Lay out every line of the material below as a numbered list, leaving out any blank lines.

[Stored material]
+ + + +

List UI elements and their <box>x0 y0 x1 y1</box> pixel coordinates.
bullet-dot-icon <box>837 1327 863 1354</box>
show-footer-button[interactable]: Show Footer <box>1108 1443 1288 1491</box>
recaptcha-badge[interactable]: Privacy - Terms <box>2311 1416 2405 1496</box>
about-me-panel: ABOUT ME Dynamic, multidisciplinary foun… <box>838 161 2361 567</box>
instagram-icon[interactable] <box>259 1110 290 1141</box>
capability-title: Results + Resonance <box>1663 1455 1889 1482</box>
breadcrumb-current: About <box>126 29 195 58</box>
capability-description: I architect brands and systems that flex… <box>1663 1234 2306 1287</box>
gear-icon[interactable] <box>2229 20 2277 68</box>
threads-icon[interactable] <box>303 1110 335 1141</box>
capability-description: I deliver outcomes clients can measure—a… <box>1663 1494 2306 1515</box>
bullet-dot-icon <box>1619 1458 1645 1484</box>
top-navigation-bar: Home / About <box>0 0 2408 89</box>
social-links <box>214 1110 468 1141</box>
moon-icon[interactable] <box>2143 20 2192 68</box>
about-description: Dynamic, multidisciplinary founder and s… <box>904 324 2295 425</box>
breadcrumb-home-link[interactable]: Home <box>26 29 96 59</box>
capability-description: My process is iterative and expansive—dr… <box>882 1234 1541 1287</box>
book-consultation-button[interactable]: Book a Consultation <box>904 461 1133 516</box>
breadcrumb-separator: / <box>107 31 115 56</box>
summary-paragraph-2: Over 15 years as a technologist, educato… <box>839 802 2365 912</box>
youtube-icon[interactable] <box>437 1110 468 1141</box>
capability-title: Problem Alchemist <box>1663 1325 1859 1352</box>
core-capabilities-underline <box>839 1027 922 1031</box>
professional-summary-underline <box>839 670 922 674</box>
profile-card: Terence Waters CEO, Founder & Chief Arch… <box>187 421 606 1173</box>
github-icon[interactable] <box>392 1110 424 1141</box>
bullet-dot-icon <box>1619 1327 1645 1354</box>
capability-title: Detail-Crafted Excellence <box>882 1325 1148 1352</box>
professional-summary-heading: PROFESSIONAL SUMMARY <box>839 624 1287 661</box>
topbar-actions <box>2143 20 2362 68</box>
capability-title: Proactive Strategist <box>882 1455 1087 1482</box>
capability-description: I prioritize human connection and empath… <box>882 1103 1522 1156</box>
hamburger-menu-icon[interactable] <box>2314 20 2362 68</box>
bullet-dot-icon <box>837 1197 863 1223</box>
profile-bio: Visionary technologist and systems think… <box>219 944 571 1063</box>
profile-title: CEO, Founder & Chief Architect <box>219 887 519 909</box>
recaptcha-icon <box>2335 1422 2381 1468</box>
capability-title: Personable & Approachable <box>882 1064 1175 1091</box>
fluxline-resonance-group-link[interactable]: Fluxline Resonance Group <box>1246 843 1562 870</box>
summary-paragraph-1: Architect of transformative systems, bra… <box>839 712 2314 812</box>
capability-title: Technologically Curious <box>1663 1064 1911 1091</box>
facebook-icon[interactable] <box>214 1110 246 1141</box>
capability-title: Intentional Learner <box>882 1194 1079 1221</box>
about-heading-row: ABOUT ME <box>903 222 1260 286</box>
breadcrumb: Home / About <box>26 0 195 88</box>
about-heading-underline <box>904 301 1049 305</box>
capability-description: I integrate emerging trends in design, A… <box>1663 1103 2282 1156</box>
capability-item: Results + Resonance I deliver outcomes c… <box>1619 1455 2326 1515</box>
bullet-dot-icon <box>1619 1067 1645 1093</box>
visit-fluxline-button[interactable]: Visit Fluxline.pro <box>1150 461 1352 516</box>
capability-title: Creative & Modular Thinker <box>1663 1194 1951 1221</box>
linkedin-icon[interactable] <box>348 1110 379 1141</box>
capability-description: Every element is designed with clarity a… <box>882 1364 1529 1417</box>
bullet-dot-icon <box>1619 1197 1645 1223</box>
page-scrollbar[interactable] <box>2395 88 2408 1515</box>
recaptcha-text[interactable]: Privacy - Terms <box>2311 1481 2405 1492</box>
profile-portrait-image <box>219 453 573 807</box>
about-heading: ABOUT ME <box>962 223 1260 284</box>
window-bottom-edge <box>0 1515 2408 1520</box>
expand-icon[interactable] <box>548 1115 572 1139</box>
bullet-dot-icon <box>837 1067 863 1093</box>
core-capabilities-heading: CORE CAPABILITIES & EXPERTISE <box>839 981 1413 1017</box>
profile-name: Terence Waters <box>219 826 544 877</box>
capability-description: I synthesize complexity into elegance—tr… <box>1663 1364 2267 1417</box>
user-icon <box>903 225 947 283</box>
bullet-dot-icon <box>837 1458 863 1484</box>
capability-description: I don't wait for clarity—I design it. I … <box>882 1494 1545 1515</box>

+ + + +

## Full answer
1. List UI elements and their <box>x0 y0 x1 y1</box> pixel coordinates.
2. bullet-dot-icon <box>837 1327 863 1354</box>
3. show-footer-button[interactable]: Show Footer <box>1108 1443 1288 1491</box>
4. recaptcha-badge[interactable]: Privacy - Terms <box>2311 1416 2405 1496</box>
5. about-me-panel: ABOUT ME Dynamic, multidisciplinary foun… <box>838 161 2361 567</box>
6. instagram-icon[interactable] <box>259 1110 290 1141</box>
7. capability-title: Results + Resonance <box>1663 1455 1889 1482</box>
8. breadcrumb-current: About <box>126 29 195 58</box>
9. capability-description: I architect brands and systems that flex… <box>1663 1234 2306 1287</box>
10. gear-icon[interactable] <box>2229 20 2277 68</box>
11. threads-icon[interactable] <box>303 1110 335 1141</box>
12. capability-description: I deliver outcomes clients can measure—a… <box>1663 1494 2306 1515</box>
13. bullet-dot-icon <box>1619 1458 1645 1484</box>
14. top-navigation-bar: Home / About <box>0 0 2408 89</box>
15. social-links <box>214 1110 468 1141</box>
16. moon-icon[interactable] <box>2143 20 2192 68</box>
17. about-description: Dynamic, multidisciplinary founder and s… <box>904 324 2295 425</box>
18. breadcrumb-home-link[interactable]: Home <box>26 29 96 59</box>
19. capability-description: My process is iterative and expansive—dr… <box>882 1234 1541 1287</box>
20. book-consultation-button[interactable]: Book a Consultation <box>904 461 1133 516</box>
21. breadcrumb-separator: / <box>107 31 115 56</box>
22. summary-paragraph-2: Over 15 years as a technologist, educato… <box>839 802 2365 912</box>
23. youtube-icon[interactable] <box>437 1110 468 1141</box>
24. capability-title: Problem Alchemist <box>1663 1325 1859 1352</box>
25. core-capabilities-underline <box>839 1027 922 1031</box>
26. professional-summary-underline <box>839 670 922 674</box>
27. profile-card: Terence Waters CEO, Founder & Chief Arch… <box>187 421 606 1173</box>
28. github-icon[interactable] <box>392 1110 424 1141</box>
29. bullet-dot-icon <box>1619 1327 1645 1354</box>
30. capability-title: Detail-Crafted Excellence <box>882 1325 1148 1352</box>
31. professional-summary-heading: PROFESSIONAL SUMMARY <box>839 624 1287 661</box>
32. topbar-actions <box>2143 20 2362 68</box>
33. capability-title: Proactive Strategist <box>882 1455 1087 1482</box>
34. capability-description: I prioritize human connection and empath… <box>882 1103 1522 1156</box>
35. hamburger-menu-icon[interactable] <box>2314 20 2362 68</box>
36. bullet-dot-icon <box>837 1197 863 1223</box>
37. profile-bio: Visionary technologist and systems think… <box>219 944 571 1063</box>
38. profile-title: CEO, Founder & Chief Architect <box>219 887 519 909</box>
39. recaptcha-icon <box>2335 1422 2381 1468</box>
40. capability-title: Personable & Approachable <box>882 1064 1175 1091</box>
41. fluxline-resonance-group-link[interactable]: Fluxline Resonance Group <box>1246 843 1562 870</box>
42. summary-paragraph-1: Architect of transformative systems, bra… <box>839 712 2314 812</box>
43. capability-title: Technologically Curious <box>1663 1064 1911 1091</box>
44. facebook-icon[interactable] <box>214 1110 246 1141</box>
45. capability-title: Intentional Learner <box>882 1194 1079 1221</box>
46. about-heading-row: ABOUT ME <box>903 222 1260 286</box>
47. breadcrumb: Home / About <box>26 0 195 88</box>
48. about-heading-underline <box>904 301 1049 305</box>
49. capability-description: I integrate emerging trends in design, A… <box>1663 1103 2282 1156</box>
50. capability-item: Results + Resonance I deliver outcomes c… <box>1619 1455 2326 1515</box>
51. bullet-dot-icon <box>1619 1067 1645 1093</box>
52. visit-fluxline-button[interactable]: Visit Fluxline.pro <box>1150 461 1352 516</box>
53. capability-title: Creative & Modular Thinker <box>1663 1194 1951 1221</box>
54. linkedin-icon[interactable] <box>348 1110 379 1141</box>
55. capability-description: Every element is designed with clarity a… <box>882 1364 1529 1417</box>
56. bullet-dot-icon <box>1619 1197 1645 1223</box>
57. page-scrollbar[interactable] <box>2395 88 2408 1515</box>
58. recaptcha-text[interactable]: Privacy - Terms <box>2311 1481 2405 1492</box>
59. profile-portrait-image <box>219 453 573 807</box>
60. about-heading: ABOUT ME <box>962 223 1260 284</box>
61. window-bottom-edge <box>0 1515 2408 1520</box>
62. expand-icon[interactable] <box>548 1115 572 1139</box>
63. bullet-dot-icon <box>837 1067 863 1093</box>
64. core-capabilities-heading: CORE CAPABILITIES & EXPERTISE <box>839 981 1413 1017</box>
65. profile-name: Terence Waters <box>219 826 544 877</box>
66. capability-description: I synthesize complexity into elegance—tr… <box>1663 1364 2267 1417</box>
67. user-icon <box>903 225 947 283</box>
68. bullet-dot-icon <box>837 1458 863 1484</box>
69. capability-description: I don't wait for clarity—I design it. I … <box>882 1494 1545 1515</box>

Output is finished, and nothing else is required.